**Exercise aim**
Copy out every line in which the string "publications" occurs.

((

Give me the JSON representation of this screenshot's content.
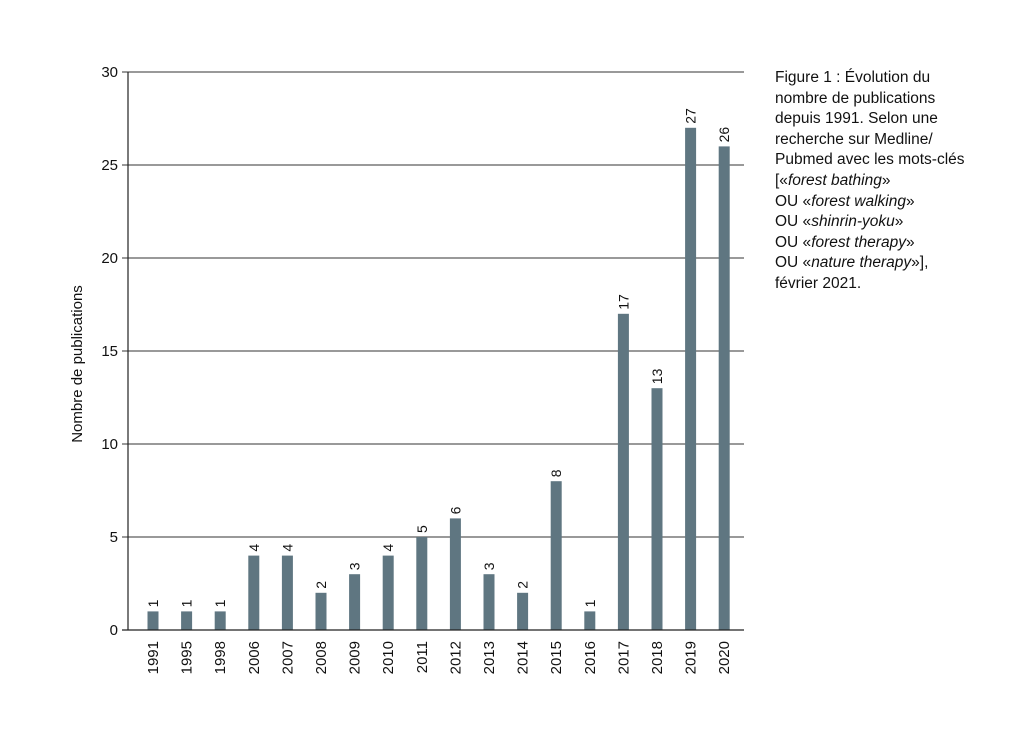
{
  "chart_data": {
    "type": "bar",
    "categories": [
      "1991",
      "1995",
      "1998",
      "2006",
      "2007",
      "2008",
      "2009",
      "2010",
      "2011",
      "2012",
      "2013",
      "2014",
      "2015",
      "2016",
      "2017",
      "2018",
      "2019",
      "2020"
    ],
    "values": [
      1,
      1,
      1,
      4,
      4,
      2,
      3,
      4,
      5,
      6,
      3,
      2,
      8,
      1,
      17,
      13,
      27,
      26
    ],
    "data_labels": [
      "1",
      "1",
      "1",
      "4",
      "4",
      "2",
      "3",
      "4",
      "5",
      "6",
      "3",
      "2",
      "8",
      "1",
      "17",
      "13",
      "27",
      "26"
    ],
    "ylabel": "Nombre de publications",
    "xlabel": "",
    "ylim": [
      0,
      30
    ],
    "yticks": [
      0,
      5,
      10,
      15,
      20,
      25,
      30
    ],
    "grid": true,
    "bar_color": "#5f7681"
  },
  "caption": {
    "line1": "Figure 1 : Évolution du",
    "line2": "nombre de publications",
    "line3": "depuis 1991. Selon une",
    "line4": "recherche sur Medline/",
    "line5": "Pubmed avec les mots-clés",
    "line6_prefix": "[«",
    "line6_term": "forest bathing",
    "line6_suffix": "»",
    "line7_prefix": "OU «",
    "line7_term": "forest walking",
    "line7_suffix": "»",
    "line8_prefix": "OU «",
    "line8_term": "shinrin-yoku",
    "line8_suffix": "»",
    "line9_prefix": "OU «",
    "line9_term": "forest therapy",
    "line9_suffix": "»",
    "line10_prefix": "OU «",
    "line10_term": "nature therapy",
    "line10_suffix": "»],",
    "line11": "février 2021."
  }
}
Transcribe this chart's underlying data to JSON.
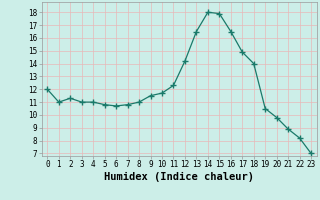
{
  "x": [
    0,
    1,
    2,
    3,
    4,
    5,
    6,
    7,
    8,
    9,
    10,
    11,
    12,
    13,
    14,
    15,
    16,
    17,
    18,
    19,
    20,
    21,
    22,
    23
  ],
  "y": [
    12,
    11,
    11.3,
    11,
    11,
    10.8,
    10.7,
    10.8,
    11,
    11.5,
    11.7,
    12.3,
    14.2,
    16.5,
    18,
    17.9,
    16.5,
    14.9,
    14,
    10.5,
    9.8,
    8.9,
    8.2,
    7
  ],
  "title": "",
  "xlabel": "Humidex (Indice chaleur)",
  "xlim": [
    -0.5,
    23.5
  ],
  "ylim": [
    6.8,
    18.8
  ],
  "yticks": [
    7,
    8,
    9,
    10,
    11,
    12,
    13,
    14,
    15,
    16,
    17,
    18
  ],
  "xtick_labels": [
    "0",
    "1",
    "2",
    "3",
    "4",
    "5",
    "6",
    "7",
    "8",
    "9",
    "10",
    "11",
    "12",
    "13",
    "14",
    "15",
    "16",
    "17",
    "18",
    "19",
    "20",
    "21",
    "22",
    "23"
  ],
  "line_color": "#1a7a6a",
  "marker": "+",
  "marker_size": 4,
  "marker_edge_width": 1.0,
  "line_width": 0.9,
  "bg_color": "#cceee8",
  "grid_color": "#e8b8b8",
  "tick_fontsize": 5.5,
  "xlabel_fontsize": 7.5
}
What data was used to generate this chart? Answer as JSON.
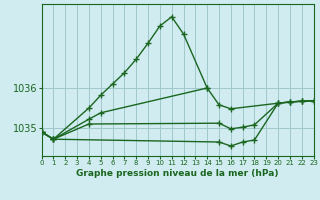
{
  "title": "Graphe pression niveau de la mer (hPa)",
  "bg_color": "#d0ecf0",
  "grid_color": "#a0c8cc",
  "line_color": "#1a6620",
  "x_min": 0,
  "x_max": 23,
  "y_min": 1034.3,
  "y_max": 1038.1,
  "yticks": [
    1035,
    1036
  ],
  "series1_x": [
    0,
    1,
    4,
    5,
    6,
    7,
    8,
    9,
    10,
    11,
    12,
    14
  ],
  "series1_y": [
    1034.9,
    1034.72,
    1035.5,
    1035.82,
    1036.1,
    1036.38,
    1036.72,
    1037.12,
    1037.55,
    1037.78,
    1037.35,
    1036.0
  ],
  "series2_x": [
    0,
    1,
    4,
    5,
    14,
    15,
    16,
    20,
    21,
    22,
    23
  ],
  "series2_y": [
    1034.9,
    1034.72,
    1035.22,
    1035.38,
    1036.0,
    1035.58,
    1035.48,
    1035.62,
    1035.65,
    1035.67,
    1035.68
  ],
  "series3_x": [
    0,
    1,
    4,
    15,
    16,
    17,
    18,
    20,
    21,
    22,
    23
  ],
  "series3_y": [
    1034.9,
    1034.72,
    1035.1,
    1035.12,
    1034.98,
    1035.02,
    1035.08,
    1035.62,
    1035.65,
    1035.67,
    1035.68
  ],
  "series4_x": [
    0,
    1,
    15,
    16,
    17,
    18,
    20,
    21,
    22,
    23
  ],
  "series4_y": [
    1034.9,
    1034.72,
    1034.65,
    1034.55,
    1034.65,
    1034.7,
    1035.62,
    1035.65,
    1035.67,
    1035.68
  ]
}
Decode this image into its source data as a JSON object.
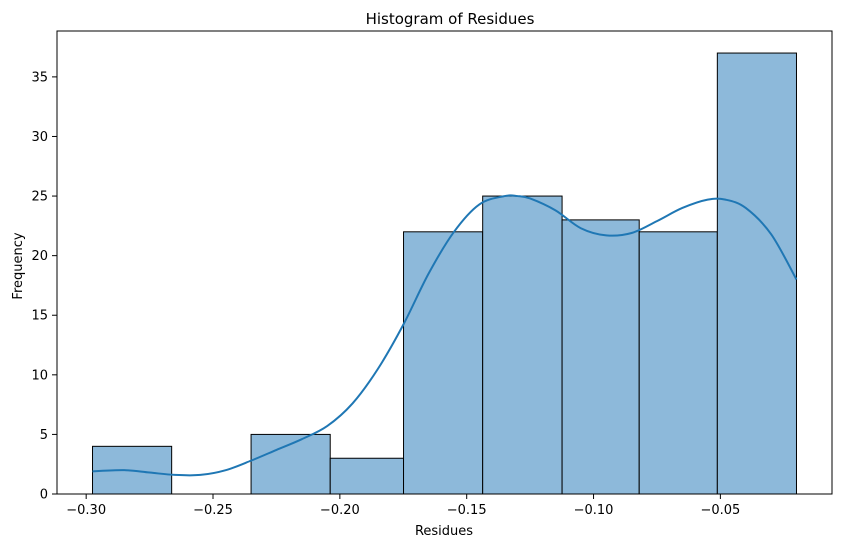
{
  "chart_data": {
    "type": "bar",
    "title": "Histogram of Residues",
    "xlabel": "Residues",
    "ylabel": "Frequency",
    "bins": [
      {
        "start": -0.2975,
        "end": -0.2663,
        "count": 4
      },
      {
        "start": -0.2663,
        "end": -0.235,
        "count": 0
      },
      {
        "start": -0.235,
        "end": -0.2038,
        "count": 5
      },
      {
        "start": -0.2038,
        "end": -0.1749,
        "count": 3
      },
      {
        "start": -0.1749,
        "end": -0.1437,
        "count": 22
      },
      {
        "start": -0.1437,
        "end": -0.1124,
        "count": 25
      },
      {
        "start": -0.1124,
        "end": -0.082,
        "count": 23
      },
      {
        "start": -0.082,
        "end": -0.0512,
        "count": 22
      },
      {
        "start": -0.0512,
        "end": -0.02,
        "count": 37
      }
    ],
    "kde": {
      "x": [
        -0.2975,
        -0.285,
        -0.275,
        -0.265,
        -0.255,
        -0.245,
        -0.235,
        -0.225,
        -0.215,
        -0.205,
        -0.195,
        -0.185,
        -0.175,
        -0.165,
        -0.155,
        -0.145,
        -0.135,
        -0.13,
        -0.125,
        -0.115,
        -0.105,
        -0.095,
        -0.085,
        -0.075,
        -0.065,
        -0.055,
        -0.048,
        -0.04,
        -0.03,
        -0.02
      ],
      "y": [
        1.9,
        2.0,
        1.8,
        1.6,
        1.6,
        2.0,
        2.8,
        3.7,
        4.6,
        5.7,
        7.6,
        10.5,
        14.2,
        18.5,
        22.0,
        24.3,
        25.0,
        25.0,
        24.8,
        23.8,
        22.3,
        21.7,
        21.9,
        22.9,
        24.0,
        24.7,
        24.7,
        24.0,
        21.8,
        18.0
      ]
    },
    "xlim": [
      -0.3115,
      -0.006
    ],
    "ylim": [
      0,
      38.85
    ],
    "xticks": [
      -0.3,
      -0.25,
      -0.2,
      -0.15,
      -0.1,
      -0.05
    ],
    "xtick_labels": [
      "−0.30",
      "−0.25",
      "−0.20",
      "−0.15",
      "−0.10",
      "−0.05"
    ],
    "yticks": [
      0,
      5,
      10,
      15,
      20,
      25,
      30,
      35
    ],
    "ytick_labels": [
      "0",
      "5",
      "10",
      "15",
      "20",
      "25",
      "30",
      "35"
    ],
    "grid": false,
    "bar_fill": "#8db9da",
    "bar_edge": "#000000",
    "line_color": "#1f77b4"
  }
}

))

**Task output**
    "ylabel": "Nombre de publications",
    "line2": "nombre de publications",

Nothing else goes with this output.